→ The problem: Of the lines listed below, how many contain the string "Overview"? Answer with the number alone.

--- START OF Items ---

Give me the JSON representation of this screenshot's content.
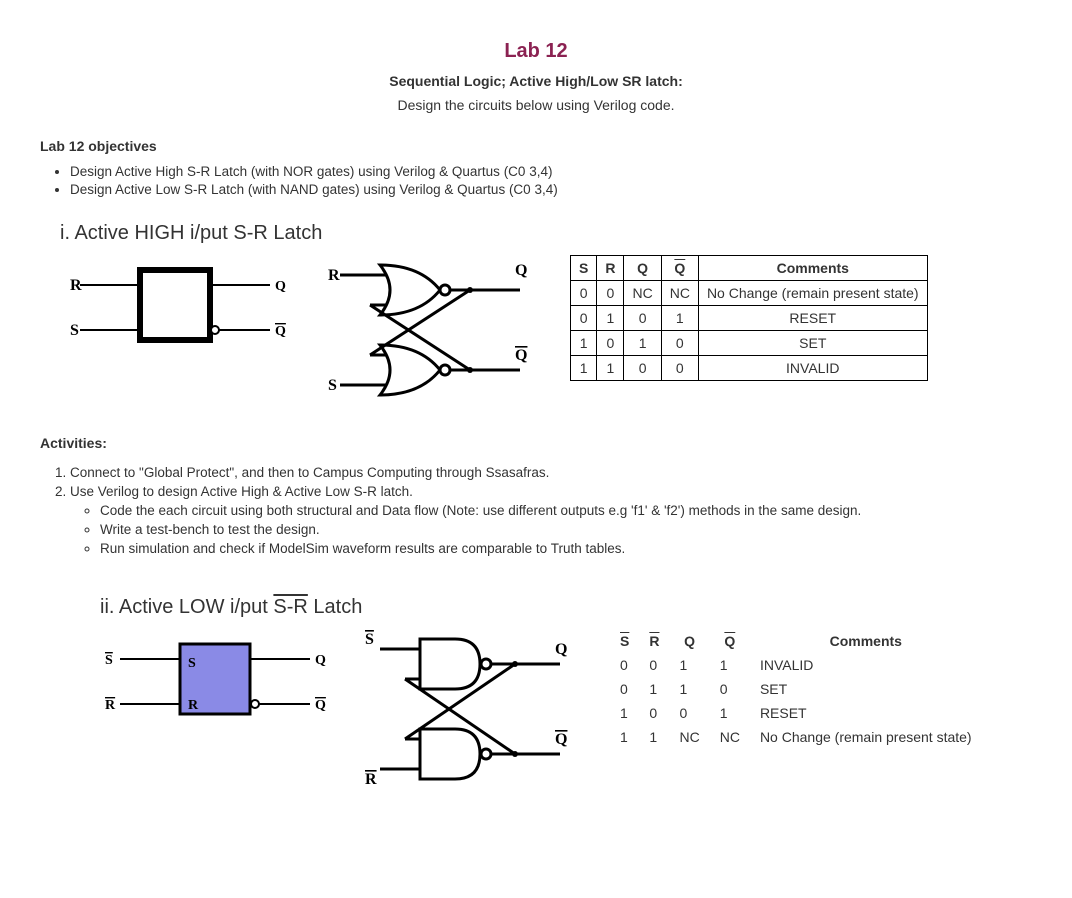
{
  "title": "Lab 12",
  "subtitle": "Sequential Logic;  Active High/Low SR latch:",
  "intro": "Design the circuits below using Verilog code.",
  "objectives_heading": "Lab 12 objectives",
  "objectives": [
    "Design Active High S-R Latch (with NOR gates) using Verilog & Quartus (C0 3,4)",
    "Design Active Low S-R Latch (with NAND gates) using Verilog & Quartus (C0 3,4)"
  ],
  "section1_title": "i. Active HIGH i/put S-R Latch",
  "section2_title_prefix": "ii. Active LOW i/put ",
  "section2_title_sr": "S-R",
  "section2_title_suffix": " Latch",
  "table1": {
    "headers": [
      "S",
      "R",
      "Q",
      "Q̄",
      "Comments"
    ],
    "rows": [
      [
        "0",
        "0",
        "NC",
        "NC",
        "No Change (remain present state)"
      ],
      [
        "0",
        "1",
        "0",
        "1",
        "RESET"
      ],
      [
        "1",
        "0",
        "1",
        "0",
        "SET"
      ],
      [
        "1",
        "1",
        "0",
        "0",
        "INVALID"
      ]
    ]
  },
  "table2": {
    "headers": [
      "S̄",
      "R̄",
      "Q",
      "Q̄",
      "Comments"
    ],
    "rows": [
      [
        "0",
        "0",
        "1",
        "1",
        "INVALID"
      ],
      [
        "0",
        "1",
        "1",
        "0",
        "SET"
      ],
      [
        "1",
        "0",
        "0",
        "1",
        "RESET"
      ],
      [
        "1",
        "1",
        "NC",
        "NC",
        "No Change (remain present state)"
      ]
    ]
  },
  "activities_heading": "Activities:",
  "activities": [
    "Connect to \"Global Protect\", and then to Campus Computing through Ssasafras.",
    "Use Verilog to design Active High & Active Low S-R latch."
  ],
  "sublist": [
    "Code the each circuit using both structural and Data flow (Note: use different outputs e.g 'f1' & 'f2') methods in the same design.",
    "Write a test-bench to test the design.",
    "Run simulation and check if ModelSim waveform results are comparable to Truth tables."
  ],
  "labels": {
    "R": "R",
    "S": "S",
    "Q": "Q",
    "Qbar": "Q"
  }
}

--- END OF Items ---
--- START OF Items ---

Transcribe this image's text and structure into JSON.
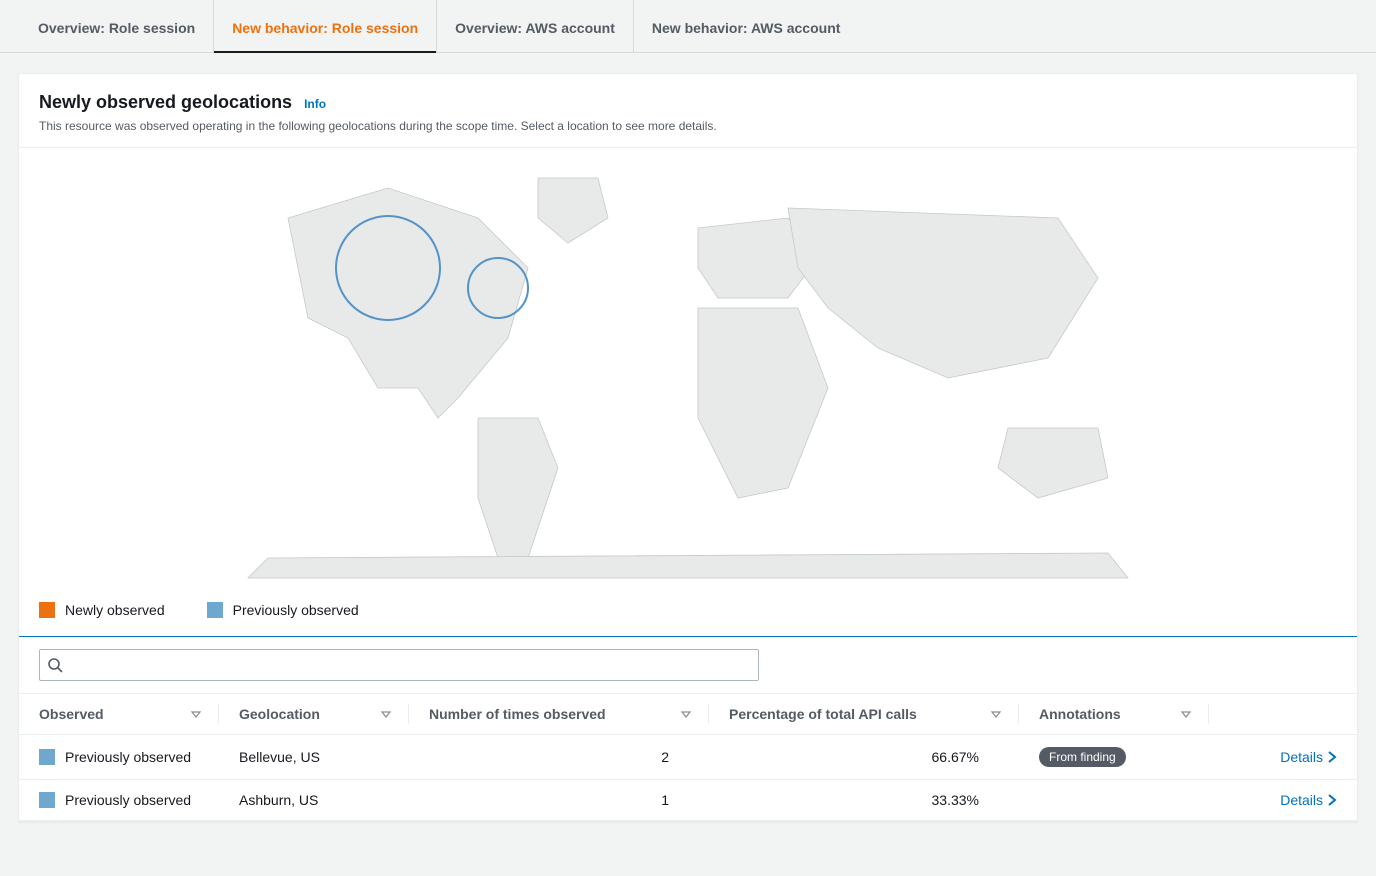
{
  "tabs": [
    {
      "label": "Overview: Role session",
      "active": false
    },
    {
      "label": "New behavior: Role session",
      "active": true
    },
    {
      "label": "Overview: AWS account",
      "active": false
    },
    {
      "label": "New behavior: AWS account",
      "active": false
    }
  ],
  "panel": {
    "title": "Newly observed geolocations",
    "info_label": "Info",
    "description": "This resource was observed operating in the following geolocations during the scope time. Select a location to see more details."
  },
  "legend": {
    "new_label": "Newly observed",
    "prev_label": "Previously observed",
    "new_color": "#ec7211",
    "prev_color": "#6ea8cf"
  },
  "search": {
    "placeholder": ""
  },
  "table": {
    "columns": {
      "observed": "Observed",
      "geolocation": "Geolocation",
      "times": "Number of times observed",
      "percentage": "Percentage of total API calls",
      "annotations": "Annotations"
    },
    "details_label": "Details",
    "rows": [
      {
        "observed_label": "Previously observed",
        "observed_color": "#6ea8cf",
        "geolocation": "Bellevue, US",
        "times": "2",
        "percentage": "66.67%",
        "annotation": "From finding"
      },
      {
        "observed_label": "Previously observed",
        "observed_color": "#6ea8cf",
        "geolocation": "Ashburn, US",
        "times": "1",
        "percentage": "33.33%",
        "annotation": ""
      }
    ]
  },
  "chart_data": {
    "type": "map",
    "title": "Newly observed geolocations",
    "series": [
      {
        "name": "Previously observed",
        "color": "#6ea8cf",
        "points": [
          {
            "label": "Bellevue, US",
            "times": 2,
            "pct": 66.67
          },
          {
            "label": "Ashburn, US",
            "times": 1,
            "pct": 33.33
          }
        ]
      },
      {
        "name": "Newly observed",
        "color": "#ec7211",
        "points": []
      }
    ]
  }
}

--- END OF Items ---

→ Solved exercise: 2